◆ Requirement ◆
Find the number of lines containing the string "JSON" in the data. Answer with the number by itself.

◆ Given information ◆
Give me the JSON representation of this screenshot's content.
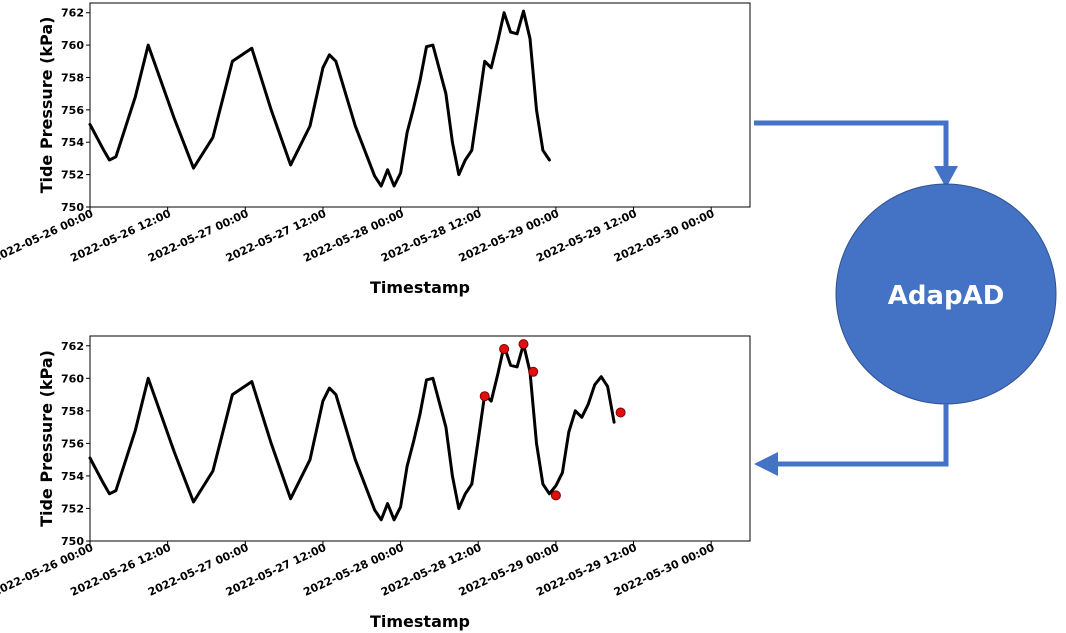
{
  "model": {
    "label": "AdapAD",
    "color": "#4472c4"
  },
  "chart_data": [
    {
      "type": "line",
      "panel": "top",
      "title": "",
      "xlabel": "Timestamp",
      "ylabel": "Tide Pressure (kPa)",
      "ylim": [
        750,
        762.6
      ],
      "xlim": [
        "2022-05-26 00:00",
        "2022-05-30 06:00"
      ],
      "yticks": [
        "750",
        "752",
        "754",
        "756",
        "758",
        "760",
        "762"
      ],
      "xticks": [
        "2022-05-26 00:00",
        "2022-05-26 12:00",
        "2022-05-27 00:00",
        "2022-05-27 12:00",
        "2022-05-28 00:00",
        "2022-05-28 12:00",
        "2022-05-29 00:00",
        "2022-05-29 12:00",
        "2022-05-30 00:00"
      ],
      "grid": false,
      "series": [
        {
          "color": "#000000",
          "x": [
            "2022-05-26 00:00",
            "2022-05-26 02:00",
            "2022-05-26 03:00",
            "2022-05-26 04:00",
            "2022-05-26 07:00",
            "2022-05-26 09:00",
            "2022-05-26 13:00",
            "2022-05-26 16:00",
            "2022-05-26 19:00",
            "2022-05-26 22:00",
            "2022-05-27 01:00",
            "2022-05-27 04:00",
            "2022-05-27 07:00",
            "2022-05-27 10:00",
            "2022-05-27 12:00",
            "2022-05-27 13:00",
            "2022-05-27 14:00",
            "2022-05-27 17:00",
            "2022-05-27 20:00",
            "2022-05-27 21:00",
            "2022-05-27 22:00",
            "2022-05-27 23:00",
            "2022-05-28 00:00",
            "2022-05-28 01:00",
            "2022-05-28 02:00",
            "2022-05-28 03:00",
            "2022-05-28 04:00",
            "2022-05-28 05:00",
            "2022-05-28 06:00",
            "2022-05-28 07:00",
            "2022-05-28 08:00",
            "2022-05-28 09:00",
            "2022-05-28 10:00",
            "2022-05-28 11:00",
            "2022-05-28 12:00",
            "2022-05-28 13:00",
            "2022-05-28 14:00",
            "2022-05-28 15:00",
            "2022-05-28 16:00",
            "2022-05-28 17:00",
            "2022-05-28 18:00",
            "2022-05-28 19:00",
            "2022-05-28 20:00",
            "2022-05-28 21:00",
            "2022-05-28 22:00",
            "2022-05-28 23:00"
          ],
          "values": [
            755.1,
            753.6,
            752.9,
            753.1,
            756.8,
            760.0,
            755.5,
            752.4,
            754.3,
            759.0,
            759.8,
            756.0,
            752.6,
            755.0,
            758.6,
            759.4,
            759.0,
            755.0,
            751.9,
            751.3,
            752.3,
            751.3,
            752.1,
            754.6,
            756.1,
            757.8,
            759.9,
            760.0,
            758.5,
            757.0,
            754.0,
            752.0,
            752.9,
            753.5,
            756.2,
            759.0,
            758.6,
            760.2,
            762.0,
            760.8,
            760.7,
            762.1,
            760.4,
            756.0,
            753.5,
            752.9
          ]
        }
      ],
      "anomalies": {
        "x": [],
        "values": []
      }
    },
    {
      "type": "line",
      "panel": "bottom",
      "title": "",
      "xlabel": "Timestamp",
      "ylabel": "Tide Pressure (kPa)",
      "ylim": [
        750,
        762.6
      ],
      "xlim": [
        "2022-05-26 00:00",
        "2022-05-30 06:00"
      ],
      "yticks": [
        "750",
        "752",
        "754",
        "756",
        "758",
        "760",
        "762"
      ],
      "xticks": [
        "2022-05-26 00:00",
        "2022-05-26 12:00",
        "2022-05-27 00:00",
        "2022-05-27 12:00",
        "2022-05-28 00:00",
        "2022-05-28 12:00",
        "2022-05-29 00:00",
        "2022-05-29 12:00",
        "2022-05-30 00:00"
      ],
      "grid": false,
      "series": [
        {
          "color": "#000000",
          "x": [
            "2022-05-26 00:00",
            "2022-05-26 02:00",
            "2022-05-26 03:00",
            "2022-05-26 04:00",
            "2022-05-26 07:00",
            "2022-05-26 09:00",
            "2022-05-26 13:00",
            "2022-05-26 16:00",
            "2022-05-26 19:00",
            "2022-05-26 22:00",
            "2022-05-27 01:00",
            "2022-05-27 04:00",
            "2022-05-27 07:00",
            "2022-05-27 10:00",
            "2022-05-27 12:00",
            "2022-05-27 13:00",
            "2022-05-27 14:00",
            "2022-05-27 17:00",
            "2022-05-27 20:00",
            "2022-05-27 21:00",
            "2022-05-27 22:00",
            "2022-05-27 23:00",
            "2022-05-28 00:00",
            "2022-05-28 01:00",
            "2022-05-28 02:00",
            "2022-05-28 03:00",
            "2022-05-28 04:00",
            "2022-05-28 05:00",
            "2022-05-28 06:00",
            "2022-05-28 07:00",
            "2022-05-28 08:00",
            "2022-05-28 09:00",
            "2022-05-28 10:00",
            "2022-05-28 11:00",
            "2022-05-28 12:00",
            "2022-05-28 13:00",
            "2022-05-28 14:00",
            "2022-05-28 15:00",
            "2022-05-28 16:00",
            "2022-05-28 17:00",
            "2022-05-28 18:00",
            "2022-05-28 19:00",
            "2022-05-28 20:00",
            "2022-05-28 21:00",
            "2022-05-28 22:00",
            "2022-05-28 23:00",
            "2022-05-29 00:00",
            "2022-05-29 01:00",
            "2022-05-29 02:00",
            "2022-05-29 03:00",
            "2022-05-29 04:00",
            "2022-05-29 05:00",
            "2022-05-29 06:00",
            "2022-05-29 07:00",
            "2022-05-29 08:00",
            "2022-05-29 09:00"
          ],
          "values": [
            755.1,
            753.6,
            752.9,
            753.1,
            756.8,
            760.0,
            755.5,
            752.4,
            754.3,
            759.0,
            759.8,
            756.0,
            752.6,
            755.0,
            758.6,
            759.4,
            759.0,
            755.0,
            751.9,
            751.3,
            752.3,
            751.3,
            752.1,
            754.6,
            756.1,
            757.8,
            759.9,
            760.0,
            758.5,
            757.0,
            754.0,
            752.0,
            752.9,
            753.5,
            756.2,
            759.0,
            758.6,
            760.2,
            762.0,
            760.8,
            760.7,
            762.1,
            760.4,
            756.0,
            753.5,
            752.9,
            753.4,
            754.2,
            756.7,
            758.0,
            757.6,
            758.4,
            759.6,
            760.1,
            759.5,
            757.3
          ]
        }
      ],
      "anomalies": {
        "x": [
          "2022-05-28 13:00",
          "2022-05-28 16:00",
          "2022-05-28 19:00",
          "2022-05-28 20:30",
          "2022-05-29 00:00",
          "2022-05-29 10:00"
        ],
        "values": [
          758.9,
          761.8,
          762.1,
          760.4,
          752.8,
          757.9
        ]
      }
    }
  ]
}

--

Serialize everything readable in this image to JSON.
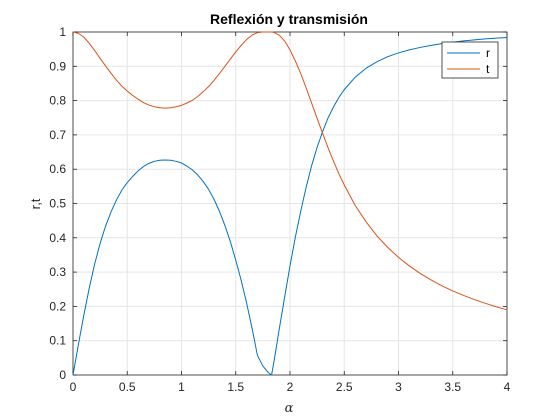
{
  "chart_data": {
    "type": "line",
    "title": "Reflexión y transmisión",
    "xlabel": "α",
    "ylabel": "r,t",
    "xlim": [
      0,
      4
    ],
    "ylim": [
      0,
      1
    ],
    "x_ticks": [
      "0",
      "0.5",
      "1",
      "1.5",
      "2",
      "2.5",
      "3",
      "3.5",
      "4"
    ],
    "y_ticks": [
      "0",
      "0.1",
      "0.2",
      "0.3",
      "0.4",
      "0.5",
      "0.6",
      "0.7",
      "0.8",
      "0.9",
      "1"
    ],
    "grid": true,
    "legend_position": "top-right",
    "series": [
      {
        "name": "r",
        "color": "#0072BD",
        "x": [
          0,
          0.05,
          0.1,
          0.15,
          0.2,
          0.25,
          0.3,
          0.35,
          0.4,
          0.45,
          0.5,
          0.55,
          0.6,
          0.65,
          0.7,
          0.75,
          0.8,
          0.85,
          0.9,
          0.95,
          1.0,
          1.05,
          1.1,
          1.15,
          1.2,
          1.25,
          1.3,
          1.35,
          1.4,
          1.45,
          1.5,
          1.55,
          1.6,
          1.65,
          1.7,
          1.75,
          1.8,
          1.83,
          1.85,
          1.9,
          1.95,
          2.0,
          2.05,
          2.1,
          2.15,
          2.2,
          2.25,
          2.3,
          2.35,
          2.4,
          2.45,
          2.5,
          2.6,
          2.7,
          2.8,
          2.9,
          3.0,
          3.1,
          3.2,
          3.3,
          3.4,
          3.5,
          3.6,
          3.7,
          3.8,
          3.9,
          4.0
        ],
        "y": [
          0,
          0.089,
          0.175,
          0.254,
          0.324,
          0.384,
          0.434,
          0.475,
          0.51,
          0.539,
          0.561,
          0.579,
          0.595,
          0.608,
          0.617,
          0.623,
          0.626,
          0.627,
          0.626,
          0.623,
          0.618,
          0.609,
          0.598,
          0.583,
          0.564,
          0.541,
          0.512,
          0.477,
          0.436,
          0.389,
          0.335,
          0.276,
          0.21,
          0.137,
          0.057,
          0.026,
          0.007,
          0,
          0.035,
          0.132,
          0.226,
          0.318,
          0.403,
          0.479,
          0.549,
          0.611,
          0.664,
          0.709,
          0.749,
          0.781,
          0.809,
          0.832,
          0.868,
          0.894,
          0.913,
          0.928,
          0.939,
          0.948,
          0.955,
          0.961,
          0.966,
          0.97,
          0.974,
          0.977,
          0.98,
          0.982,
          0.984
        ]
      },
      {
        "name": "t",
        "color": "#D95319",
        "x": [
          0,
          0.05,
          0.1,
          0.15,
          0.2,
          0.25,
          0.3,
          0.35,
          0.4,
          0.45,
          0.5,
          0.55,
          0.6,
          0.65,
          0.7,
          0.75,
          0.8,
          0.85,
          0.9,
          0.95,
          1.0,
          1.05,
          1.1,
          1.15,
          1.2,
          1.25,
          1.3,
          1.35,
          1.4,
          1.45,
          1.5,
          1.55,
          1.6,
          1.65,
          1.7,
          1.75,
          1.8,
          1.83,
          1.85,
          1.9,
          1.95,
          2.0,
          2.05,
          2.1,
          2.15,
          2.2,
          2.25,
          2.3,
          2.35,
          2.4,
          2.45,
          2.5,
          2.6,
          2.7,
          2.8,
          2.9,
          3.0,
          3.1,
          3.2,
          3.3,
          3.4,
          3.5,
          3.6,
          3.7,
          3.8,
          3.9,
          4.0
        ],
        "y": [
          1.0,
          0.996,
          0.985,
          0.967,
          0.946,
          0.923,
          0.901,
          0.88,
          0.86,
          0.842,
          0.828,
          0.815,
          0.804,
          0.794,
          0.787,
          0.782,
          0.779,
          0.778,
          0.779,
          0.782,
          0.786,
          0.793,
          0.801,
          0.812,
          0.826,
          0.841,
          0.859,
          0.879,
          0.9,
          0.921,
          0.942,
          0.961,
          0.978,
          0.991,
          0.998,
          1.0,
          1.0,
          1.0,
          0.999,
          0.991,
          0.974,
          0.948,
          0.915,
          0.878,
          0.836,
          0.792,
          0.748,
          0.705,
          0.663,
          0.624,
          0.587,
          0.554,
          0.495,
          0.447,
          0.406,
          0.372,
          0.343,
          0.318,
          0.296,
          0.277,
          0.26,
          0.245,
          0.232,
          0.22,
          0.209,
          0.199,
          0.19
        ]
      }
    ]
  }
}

◆ Response to the task ◆
2